TASK DETAILS
Filter the listing and keep only the lines with the word "monthly".

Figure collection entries
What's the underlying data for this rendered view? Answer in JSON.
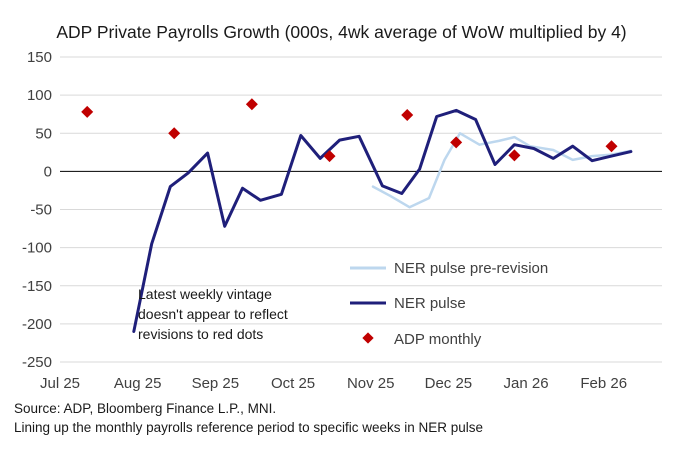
{
  "chart_data": {
    "type": "line",
    "title": "ADP Private Payrolls Growth (000s, 4wk average of WoW multiplied by 4)",
    "xlabel": "",
    "ylabel": "",
    "ylim": [
      -250,
      150
    ],
    "xlim": [
      0,
      7.75
    ],
    "y_ticks": [
      150,
      100,
      50,
      0,
      -50,
      -100,
      -150,
      -200,
      -250
    ],
    "y_tick_labels": [
      "150",
      "100",
      "50",
      "0",
      "-50",
      "-100",
      "-150",
      "-200",
      "-250"
    ],
    "x_ticks": [
      0,
      1,
      2,
      3,
      4,
      5,
      6,
      7
    ],
    "x_tick_labels": [
      "Jul 25",
      "Aug 25",
      "Sep 25",
      "Oct 25",
      "Nov 25",
      "Dec 25",
      "Jan 26",
      "Feb 26"
    ],
    "grid": true,
    "series": [
      {
        "name": "NER pulse pre-revision",
        "color": "#bdd7ee",
        "style": "line",
        "x": [
          4.03,
          4.25,
          4.5,
          4.75,
          4.95,
          5.15,
          5.4,
          5.65,
          5.85,
          6.05,
          6.35,
          6.6,
          6.85,
          7.1,
          7.35
        ],
        "y": [
          -20,
          -32,
          -47,
          -35,
          15,
          50,
          35,
          40,
          45,
          33,
          28,
          15,
          20,
          22,
          27
        ]
      },
      {
        "name": "NER pulse",
        "color": "#1f1f7a",
        "style": "line",
        "x": [
          0.95,
          1.18,
          1.42,
          1.65,
          1.9,
          2.12,
          2.35,
          2.58,
          2.85,
          3.1,
          3.35,
          3.6,
          3.85,
          4.15,
          4.4,
          4.63,
          4.85,
          5.1,
          5.35,
          5.6,
          5.85,
          6.1,
          6.35,
          6.6,
          6.85,
          7.1,
          7.35
        ],
        "y": [
          -210,
          -95,
          -20,
          -2,
          24,
          -72,
          -22,
          -38,
          -30,
          47,
          17,
          41,
          46,
          -19,
          -29,
          3,
          72,
          80,
          68,
          9,
          35,
          30,
          17,
          33,
          14,
          20,
          26
        ]
      },
      {
        "name": "ADP monthly",
        "color": "#c00000",
        "style": "marker",
        "x": [
          0.35,
          1.47,
          2.47,
          3.47,
          4.47,
          5.1,
          5.85,
          7.1
        ],
        "y": [
          78,
          50,
          88,
          20,
          74,
          38,
          21,
          33
        ]
      }
    ],
    "legend": {
      "position": "bottom-right",
      "entries": [
        "NER pulse pre-revision",
        "NER pulse",
        "ADP monthly"
      ]
    },
    "annotations": [
      "Latest weekly vintage",
      "doesn't appear to reflect",
      "revisions to red dots"
    ]
  },
  "footnotes": {
    "source": "Source: ADP, Bloomberg Finance L.P., MNI.",
    "note": "Lining up the monthly payrolls reference period to specific weeks in NER pulse"
  },
  "colors": {
    "grid": "#d9d9d9",
    "zero_axis": "#000000",
    "tick_text": "#404040"
  }
}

TASK SOLUTION
        "name": "ADP monthly",
        "ADP monthly"
    "note": "Lining up the monthly payrolls reference period to specific weeks in NER pulse"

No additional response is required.